Reproduce the material below word for word, from its first line up to and including the line that contains "- svg-text:17: 17: [2155, 671, 2218, 741]".

━━━━━━

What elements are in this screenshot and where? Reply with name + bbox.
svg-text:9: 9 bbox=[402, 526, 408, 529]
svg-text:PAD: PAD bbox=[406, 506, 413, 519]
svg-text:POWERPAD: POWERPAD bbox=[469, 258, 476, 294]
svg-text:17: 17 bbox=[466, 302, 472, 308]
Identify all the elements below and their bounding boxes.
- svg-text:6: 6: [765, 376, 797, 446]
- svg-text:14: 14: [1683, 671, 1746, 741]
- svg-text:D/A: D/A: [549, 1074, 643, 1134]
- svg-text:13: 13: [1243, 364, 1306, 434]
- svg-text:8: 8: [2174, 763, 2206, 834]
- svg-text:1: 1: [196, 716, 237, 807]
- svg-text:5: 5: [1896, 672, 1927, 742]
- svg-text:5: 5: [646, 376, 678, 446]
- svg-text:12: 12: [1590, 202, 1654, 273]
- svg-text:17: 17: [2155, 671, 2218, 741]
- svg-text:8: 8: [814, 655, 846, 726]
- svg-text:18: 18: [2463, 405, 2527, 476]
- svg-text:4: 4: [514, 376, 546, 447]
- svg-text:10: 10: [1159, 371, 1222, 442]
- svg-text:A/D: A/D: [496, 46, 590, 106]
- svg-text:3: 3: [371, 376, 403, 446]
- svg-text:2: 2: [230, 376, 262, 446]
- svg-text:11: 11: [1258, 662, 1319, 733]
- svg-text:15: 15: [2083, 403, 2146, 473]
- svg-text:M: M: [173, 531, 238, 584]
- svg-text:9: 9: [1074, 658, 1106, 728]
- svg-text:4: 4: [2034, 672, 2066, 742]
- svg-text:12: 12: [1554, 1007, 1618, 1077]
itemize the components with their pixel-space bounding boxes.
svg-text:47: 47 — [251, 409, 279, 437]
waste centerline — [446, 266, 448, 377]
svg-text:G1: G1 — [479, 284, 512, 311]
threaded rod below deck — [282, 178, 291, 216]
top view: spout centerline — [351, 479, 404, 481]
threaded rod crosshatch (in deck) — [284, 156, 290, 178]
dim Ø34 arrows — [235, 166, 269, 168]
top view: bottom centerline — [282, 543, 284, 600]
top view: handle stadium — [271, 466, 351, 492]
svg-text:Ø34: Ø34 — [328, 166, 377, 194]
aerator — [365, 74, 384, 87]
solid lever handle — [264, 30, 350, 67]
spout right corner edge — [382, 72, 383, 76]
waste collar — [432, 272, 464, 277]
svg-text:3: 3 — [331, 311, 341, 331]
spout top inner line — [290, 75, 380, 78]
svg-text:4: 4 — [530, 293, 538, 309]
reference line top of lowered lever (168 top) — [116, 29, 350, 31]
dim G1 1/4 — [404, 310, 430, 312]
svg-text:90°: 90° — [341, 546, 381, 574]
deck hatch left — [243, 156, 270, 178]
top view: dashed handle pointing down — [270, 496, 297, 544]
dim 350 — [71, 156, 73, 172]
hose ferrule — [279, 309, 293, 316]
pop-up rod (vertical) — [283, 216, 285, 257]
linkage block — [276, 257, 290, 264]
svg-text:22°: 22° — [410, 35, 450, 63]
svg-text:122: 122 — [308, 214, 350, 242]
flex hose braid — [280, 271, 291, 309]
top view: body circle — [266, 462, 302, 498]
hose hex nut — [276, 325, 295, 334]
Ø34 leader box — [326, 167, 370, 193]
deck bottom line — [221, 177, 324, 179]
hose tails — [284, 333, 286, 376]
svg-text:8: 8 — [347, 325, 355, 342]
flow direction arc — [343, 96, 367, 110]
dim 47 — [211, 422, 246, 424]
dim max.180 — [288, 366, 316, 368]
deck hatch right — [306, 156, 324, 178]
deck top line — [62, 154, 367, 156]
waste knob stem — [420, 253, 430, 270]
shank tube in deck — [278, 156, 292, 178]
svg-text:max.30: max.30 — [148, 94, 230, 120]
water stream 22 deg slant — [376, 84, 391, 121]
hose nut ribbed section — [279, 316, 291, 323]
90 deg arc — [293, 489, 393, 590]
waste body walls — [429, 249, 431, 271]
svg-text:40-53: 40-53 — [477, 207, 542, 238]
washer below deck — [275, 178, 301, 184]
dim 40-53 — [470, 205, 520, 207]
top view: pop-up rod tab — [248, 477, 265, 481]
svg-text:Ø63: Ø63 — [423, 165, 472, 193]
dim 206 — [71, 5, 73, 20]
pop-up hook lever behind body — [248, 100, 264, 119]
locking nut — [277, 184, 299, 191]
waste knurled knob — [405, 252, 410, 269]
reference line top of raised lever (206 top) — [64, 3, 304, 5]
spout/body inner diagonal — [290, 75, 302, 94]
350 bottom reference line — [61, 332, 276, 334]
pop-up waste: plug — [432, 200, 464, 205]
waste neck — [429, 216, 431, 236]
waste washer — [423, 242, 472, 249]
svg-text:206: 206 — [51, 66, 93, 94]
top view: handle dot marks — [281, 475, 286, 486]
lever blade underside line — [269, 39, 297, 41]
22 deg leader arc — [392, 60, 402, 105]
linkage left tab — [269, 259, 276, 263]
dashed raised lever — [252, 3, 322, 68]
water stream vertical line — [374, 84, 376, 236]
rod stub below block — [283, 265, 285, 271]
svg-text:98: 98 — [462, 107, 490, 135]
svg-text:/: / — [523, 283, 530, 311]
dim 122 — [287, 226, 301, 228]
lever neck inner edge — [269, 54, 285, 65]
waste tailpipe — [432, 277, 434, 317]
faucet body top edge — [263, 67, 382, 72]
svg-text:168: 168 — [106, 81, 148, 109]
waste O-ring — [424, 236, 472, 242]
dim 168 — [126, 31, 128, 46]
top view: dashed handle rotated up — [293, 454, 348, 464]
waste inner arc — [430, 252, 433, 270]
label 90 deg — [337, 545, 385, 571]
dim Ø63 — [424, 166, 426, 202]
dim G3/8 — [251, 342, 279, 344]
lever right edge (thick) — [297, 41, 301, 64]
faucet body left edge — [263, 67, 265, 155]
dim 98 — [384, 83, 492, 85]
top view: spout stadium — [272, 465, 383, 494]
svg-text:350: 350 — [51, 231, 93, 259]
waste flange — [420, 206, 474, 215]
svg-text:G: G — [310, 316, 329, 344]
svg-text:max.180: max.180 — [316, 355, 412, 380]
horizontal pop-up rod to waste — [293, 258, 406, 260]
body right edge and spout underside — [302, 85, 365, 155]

━━━━━━

SOLUTION TO THIS TASK:
What elements are in this screenshot and where? Reply with name + bbox.
svg-text:9: 9 bbox=[402, 526, 408, 529]
svg-text:PAD: PAD bbox=[406, 506, 413, 519]
svg-text:POWERPAD: POWERPAD bbox=[469, 258, 476, 294]
svg-text:17: 17 bbox=[466, 302, 472, 308]
Identify all the elements below and their bounding boxes.
- svg-text:6: 6: [765, 376, 797, 446]
- svg-text:14: 14: [1683, 671, 1746, 741]
- svg-text:D/A: D/A: [549, 1074, 643, 1134]
- svg-text:13: 13: [1243, 364, 1306, 434]
- svg-text:8: 8: [2174, 763, 2206, 834]
- svg-text:1: 1: [196, 716, 237, 807]
- svg-text:5: 5: [1896, 672, 1927, 742]
- svg-text:5: 5: [646, 376, 678, 446]
- svg-text:12: 12: [1590, 202, 1654, 273]
- svg-text:17: 17: [2155, 671, 2218, 741]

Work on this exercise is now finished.